▼▼▼
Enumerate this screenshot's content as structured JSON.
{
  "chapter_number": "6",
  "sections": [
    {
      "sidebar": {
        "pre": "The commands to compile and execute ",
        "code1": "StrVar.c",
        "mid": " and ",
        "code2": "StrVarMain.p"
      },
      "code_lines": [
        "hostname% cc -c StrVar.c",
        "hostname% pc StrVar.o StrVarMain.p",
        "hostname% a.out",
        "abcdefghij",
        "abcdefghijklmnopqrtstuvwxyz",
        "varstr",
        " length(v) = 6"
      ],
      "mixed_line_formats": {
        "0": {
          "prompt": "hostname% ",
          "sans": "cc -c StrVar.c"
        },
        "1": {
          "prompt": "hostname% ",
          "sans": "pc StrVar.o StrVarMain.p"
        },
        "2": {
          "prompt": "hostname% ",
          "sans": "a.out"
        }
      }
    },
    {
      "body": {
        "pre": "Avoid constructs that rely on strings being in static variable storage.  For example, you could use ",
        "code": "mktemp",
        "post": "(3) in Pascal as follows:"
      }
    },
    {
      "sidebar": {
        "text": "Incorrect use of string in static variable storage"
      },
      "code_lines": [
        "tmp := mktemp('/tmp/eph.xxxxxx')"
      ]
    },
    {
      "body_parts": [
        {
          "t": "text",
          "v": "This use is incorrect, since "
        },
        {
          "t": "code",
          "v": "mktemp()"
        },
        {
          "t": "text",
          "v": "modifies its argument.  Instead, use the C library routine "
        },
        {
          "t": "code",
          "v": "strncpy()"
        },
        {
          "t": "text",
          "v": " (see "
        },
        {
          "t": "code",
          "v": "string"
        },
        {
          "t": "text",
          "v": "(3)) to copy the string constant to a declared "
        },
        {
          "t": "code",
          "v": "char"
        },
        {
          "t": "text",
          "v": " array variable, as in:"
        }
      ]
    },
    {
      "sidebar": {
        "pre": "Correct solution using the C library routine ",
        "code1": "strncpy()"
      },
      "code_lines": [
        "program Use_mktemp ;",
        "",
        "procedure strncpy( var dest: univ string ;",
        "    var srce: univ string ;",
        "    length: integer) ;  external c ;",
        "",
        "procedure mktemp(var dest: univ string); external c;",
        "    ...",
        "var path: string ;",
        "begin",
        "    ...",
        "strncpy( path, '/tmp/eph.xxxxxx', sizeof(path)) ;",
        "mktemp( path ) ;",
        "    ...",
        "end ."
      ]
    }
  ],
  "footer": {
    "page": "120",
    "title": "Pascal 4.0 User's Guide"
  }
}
▲▲▲
● Goal
Using the data above, return each line exactly as written.

● Task response
Enumerate this screenshot's content as structured JSON.
{
  "chapter_number": "6",
  "sections": [
    {
      "sidebar": {
        "pre": "The commands to compile and execute ",
        "code1": "StrVar.c",
        "mid": " and ",
        "code2": "StrVarMain.p"
      },
      "code_lines": [
        "hostname% cc -c StrVar.c",
        "hostname% pc StrVar.o StrVarMain.p",
        "hostname% a.out",
        "abcdefghij",
        "abcdefghijklmnopqrtstuvwxyz",
        "varstr",
        " length(v) = 6"
      ],
      "mixed_line_formats": {
        "0": {
          "prompt": "hostname% ",
          "sans": "cc -c StrVar.c"
        },
        "1": {
          "prompt": "hostname% ",
          "sans": "pc StrVar.o StrVarMain.p"
        },
        "2": {
          "prompt": "hostname% ",
          "sans": "a.out"
        }
      }
    },
    {
      "body": {
        "pre": "Avoid constructs that rely on strings being in static variable storage.  For example, you could use ",
        "code": "mktemp",
        "post": "(3) in Pascal as follows:"
      }
    },
    {
      "sidebar": {
        "text": "Incorrect use of string in static variable storage"
      },
      "code_lines": [
        "tmp := mktemp('/tmp/eph.xxxxxx')"
      ]
    },
    {
      "body_parts": [
        {
          "t": "text",
          "v": "This use is incorrect, since "
        },
        {
          "t": "code",
          "v": "mktemp()"
        },
        {
          "t": "text",
          "v": "modifies its argument.  Instead, use the C library routine "
        },
        {
          "t": "code",
          "v": "strncpy()"
        },
        {
          "t": "text",
          "v": " (see "
        },
        {
          "t": "code",
          "v": "string"
        },
        {
          "t": "text",
          "v": "(3)) to copy the string constant to a declared "
        },
        {
          "t": "code",
          "v": "char"
        },
        {
          "t": "text",
          "v": " array variable, as in:"
        }
      ]
    },
    {
      "sidebar": {
        "pre": "Correct solution using the C library routine ",
        "code1": "strncpy()"
      },
      "code_lines": [
        "program Use_mktemp ;",
        "",
        "procedure strncpy( var dest: univ string ;",
        "    var srce: univ string ;",
        "    length: integer) ;  external c ;",
        "",
        "procedure mktemp(var dest: univ string); external c;",
        "    ...",
        "var path: string ;",
        "begin",
        "    ...",
        "strncpy( path, '/tmp/eph.xxxxxx', sizeof(path)) ;",
        "mktemp( path ) ;",
        "    ...",
        "end ."
      ]
    }
  ],
  "footer": {
    "page": "120",
    "title": "Pascal 4.0 User's Guide"
  }
}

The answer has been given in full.